• Directions: Copy each line below in which the string "JSON" occurs.

Stored data
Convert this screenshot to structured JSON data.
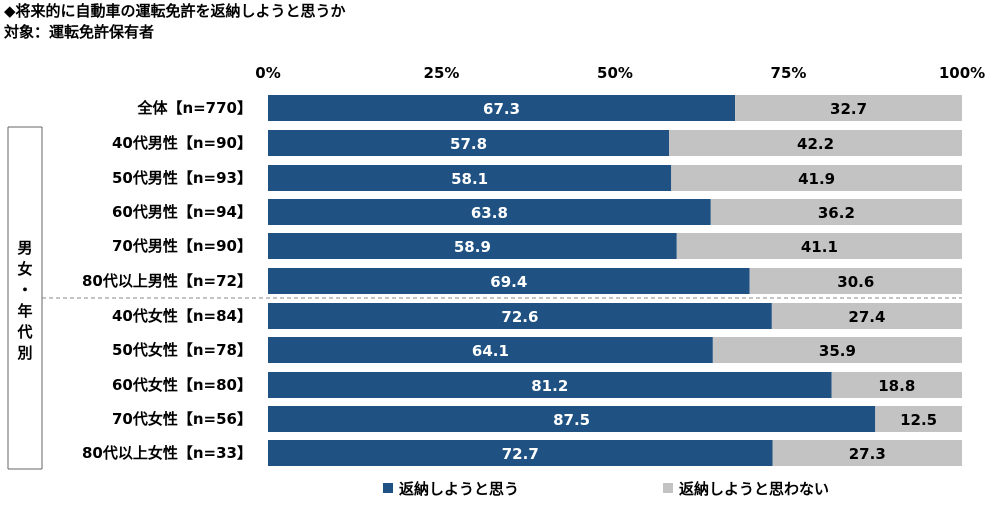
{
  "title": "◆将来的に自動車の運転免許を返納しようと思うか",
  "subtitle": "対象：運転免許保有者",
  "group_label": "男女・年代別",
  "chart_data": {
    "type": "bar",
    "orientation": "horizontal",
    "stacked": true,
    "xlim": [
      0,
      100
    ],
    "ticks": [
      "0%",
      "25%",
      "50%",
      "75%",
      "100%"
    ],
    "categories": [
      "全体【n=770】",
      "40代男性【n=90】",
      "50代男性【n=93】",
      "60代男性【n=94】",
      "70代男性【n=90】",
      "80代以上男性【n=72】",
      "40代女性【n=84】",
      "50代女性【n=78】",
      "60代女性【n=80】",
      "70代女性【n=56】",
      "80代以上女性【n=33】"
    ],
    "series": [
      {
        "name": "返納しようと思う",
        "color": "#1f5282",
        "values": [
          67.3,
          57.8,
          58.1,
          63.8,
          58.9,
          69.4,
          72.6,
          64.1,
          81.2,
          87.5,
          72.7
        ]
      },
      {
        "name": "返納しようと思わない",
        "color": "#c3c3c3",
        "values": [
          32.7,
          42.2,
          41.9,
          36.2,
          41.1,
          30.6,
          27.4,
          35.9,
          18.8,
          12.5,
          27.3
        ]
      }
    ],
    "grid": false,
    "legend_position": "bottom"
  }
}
...
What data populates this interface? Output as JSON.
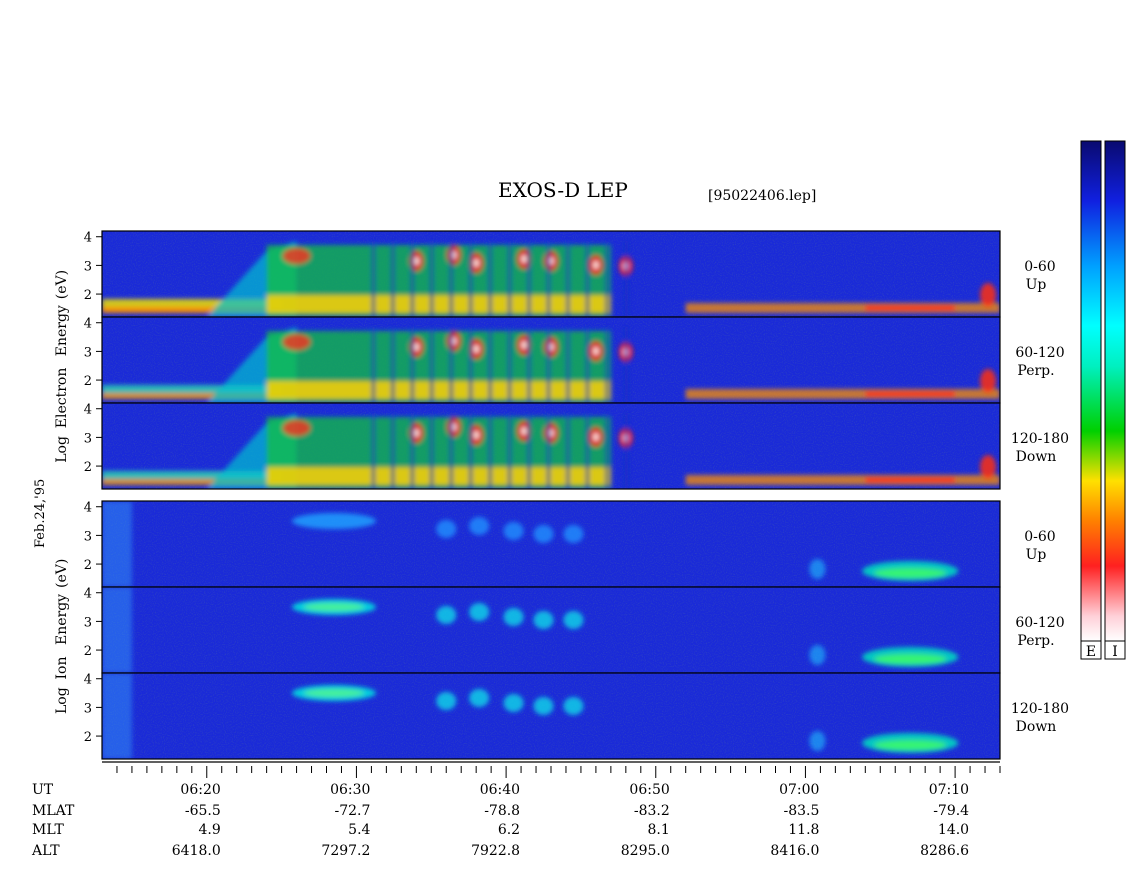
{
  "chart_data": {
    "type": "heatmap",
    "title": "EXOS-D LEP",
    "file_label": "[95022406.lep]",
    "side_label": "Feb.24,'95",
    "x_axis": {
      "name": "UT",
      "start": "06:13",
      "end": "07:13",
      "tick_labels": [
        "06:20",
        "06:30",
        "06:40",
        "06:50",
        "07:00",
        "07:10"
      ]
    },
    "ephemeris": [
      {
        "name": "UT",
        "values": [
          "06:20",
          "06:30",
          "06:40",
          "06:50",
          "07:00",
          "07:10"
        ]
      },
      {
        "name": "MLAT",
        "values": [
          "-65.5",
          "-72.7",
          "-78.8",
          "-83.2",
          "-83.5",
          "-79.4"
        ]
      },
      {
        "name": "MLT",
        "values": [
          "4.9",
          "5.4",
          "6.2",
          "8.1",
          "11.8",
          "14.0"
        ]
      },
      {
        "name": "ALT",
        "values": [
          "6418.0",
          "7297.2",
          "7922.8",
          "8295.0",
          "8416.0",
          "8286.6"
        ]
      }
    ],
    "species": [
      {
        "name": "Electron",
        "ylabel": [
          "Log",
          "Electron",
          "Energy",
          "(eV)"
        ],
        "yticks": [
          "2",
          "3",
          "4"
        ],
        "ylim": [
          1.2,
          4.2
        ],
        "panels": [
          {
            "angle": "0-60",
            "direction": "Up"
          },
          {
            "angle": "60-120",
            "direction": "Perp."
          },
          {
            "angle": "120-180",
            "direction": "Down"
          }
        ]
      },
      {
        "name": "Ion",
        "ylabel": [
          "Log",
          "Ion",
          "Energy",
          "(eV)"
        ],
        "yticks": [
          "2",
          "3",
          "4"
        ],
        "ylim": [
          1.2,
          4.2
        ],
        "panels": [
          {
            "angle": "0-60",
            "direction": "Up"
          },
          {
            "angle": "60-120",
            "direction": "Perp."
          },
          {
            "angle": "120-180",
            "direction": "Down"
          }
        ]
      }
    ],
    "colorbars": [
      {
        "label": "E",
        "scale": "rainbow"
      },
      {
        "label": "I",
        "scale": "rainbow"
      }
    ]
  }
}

• Task output:
Convert this screenshot to structured JSON data.
What data populates this interface? Output as JSON.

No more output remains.